Images appear in the records below; leave them out and repeat everything else exactly.
--- Start MATERIAL FOR THIS TASK ---
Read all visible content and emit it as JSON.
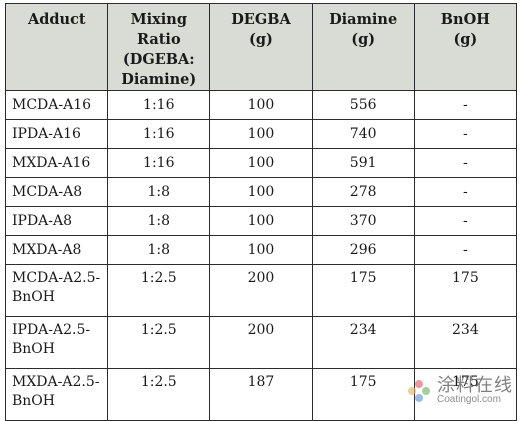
{
  "table": {
    "headers": [
      [
        "Adduct"
      ],
      [
        "Mixing Ratio",
        "(DGEBA:",
        "Diamine)"
      ],
      [
        "DEGBA",
        "(g)"
      ],
      [
        "Diamine",
        "(g)"
      ],
      [
        "BnOH",
        "(g)"
      ]
    ],
    "rows": [
      {
        "adduct": [
          "MCDA-A16"
        ],
        "ratio": "1:16",
        "degba": "100",
        "diamine": "556",
        "bnoh": "-"
      },
      {
        "adduct": [
          "IPDA-A16"
        ],
        "ratio": "1:16",
        "degba": "100",
        "diamine": "740",
        "bnoh": "-"
      },
      {
        "adduct": [
          "MXDA-A16"
        ],
        "ratio": "1:16",
        "degba": "100",
        "diamine": "591",
        "bnoh": "-"
      },
      {
        "adduct": [
          "MCDA-A8"
        ],
        "ratio": "1:8",
        "degba": "100",
        "diamine": "278",
        "bnoh": "-"
      },
      {
        "adduct": [
          "IPDA-A8"
        ],
        "ratio": "1:8",
        "degba": "100",
        "diamine": "370",
        "bnoh": "-"
      },
      {
        "adduct": [
          "MXDA-A8"
        ],
        "ratio": "1:8",
        "degba": "100",
        "diamine": "296",
        "bnoh": "-"
      },
      {
        "adduct": [
          "MCDA-A2.5-",
          "BnOH"
        ],
        "ratio": "1:2.5",
        "degba": "200",
        "diamine": "175",
        "bnoh": "175"
      },
      {
        "adduct": [
          "IPDA-A2.5-",
          "BnOH"
        ],
        "ratio": "1:2.5",
        "degba": "200",
        "diamine": "234",
        "bnoh": "234"
      },
      {
        "adduct": [
          "MXDA-A2.5-",
          "BnOH"
        ],
        "ratio": "1:2.5",
        "degba": "187",
        "diamine": "175",
        "bnoh": "175"
      }
    ]
  },
  "watermark": {
    "cn": "涂料在线",
    "en": "Coatingol.com"
  }
}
--- End MATERIAL FOR THIS TASK ---
**FULL ANSWER**
Read all visible content and emit it as JSON.
{
  "table": {
    "headers": [
      [
        "Adduct"
      ],
      [
        "Mixing Ratio",
        "(DGEBA:",
        "Diamine)"
      ],
      [
        "DEGBA",
        "(g)"
      ],
      [
        "Diamine",
        "(g)"
      ],
      [
        "BnOH",
        "(g)"
      ]
    ],
    "rows": [
      {
        "adduct": [
          "MCDA-A16"
        ],
        "ratio": "1:16",
        "degba": "100",
        "diamine": "556",
        "bnoh": "-"
      },
      {
        "adduct": [
          "IPDA-A16"
        ],
        "ratio": "1:16",
        "degba": "100",
        "diamine": "740",
        "bnoh": "-"
      },
      {
        "adduct": [
          "MXDA-A16"
        ],
        "ratio": "1:16",
        "degba": "100",
        "diamine": "591",
        "bnoh": "-"
      },
      {
        "adduct": [
          "MCDA-A8"
        ],
        "ratio": "1:8",
        "degba": "100",
        "diamine": "278",
        "bnoh": "-"
      },
      {
        "adduct": [
          "IPDA-A8"
        ],
        "ratio": "1:8",
        "degba": "100",
        "diamine": "370",
        "bnoh": "-"
      },
      {
        "adduct": [
          "MXDA-A8"
        ],
        "ratio": "1:8",
        "degba": "100",
        "diamine": "296",
        "bnoh": "-"
      },
      {
        "adduct": [
          "MCDA-A2.5-",
          "BnOH"
        ],
        "ratio": "1:2.5",
        "degba": "200",
        "diamine": "175",
        "bnoh": "175"
      },
      {
        "adduct": [
          "IPDA-A2.5-",
          "BnOH"
        ],
        "ratio": "1:2.5",
        "degba": "200",
        "diamine": "234",
        "bnoh": "234"
      },
      {
        "adduct": [
          "MXDA-A2.5-",
          "BnOH"
        ],
        "ratio": "1:2.5",
        "degba": "187",
        "diamine": "175",
        "bnoh": "175"
      }
    ]
  },
  "watermark": {
    "cn": "涂料在线",
    "en": "Coatingol.com"
  }
}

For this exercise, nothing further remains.